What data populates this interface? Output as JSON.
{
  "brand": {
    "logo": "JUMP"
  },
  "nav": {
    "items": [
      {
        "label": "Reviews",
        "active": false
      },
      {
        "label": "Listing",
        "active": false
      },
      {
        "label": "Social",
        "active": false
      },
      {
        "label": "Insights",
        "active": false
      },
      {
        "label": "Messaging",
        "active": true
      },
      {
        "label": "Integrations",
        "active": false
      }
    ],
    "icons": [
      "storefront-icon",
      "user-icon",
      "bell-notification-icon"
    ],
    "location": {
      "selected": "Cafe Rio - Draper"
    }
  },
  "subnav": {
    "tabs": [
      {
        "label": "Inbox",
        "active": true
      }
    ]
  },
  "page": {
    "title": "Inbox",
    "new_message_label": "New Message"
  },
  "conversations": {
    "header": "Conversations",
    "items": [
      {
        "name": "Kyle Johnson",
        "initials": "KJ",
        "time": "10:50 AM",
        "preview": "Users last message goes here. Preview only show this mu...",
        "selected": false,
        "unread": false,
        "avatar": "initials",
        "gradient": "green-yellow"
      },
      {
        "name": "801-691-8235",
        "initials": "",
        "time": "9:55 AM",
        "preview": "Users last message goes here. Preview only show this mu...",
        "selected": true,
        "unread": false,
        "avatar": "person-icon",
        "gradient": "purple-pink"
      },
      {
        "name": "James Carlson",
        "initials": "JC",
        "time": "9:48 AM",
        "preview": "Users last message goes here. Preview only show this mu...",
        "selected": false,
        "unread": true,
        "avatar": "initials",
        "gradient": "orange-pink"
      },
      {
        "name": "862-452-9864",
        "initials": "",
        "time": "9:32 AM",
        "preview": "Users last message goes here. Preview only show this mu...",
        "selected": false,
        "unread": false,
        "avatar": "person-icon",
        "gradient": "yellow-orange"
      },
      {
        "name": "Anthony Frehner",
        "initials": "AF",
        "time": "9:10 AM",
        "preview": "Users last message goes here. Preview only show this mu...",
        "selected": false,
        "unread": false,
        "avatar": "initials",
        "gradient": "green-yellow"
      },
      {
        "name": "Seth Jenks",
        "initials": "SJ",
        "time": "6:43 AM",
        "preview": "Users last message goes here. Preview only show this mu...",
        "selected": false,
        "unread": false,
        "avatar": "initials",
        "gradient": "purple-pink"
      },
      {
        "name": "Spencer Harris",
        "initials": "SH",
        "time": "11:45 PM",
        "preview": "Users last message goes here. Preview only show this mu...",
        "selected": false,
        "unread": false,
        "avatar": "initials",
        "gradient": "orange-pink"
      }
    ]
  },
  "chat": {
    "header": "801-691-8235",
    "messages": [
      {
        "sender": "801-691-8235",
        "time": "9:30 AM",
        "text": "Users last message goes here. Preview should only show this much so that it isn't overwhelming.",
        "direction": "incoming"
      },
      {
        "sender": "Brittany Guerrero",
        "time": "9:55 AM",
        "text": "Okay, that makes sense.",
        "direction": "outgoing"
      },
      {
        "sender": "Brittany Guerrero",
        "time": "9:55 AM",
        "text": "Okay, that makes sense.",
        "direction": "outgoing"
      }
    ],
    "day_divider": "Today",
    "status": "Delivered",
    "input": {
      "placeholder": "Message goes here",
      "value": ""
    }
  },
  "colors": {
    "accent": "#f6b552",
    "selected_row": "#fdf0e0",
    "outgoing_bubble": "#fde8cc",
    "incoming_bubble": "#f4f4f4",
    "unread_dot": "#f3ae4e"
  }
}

● ● ● ●

Short problem:
Make an exact copy of the data above.

Exercise answer:
What data populates this interface? Output as JSON.
{
  "brand": {
    "logo": "JUMP"
  },
  "nav": {
    "items": [
      {
        "label": "Reviews",
        "active": false
      },
      {
        "label": "Listing",
        "active": false
      },
      {
        "label": "Social",
        "active": false
      },
      {
        "label": "Insights",
        "active": false
      },
      {
        "label": "Messaging",
        "active": true
      },
      {
        "label": "Integrations",
        "active": false
      }
    ],
    "icons": [
      "storefront-icon",
      "user-icon",
      "bell-notification-icon"
    ],
    "location": {
      "selected": "Cafe Rio - Draper"
    }
  },
  "subnav": {
    "tabs": [
      {
        "label": "Inbox",
        "active": true
      }
    ]
  },
  "page": {
    "title": "Inbox",
    "new_message_label": "New Message"
  },
  "conversations": {
    "header": "Conversations",
    "items": [
      {
        "name": "Kyle Johnson",
        "initials": "KJ",
        "time": "10:50 AM",
        "preview": "Users last message goes here. Preview only show this mu...",
        "selected": false,
        "unread": false,
        "avatar": "initials",
        "gradient": "green-yellow"
      },
      {
        "name": "801-691-8235",
        "initials": "",
        "time": "9:55 AM",
        "preview": "Users last message goes here. Preview only show this mu...",
        "selected": true,
        "unread": false,
        "avatar": "person-icon",
        "gradient": "purple-pink"
      },
      {
        "name": "James Carlson",
        "initials": "JC",
        "time": "9:48 AM",
        "preview": "Users last message goes here. Preview only show this mu...",
        "selected": false,
        "unread": true,
        "avatar": "initials",
        "gradient": "orange-pink"
      },
      {
        "name": "862-452-9864",
        "initials": "",
        "time": "9:32 AM",
        "preview": "Users last message goes here. Preview only show this mu...",
        "selected": false,
        "unread": false,
        "avatar": "person-icon",
        "gradient": "yellow-orange"
      },
      {
        "name": "Anthony Frehner",
        "initials": "AF",
        "time": "9:10 AM",
        "preview": "Users last message goes here. Preview only show this mu...",
        "selected": false,
        "unread": false,
        "avatar": "initials",
        "gradient": "green-yellow"
      },
      {
        "name": "Seth Jenks",
        "initials": "SJ",
        "time": "6:43 AM",
        "preview": "Users last message goes here. Preview only show this mu...",
        "selected": false,
        "unread": false,
        "avatar": "initials",
        "gradient": "purple-pink"
      },
      {
        "name": "Spencer Harris",
        "initials": "SH",
        "time": "11:45 PM",
        "preview": "Users last message goes here. Preview only show this mu...",
        "selected": false,
        "unread": false,
        "avatar": "initials",
        "gradient": "orange-pink"
      }
    ]
  },
  "chat": {
    "header": "801-691-8235",
    "messages": [
      {
        "sender": "801-691-8235",
        "time": "9:30 AM",
        "text": "Users last message goes here. Preview should only show this much so that it isn't overwhelming.",
        "direction": "incoming"
      },
      {
        "sender": "Brittany Guerrero",
        "time": "9:55 AM",
        "text": "Okay, that makes sense.",
        "direction": "outgoing"
      },
      {
        "sender": "Brittany Guerrero",
        "time": "9:55 AM",
        "text": "Okay, that makes sense.",
        "direction": "outgoing"
      }
    ],
    "day_divider": "Today",
    "status": "Delivered",
    "input": {
      "placeholder": "Message goes here",
      "value": ""
    }
  },
  "colors": {
    "accent": "#f6b552",
    "selected_row": "#fdf0e0",
    "outgoing_bubble": "#fde8cc",
    "incoming_bubble": "#f4f4f4",
    "unread_dot": "#f3ae4e"
  }
}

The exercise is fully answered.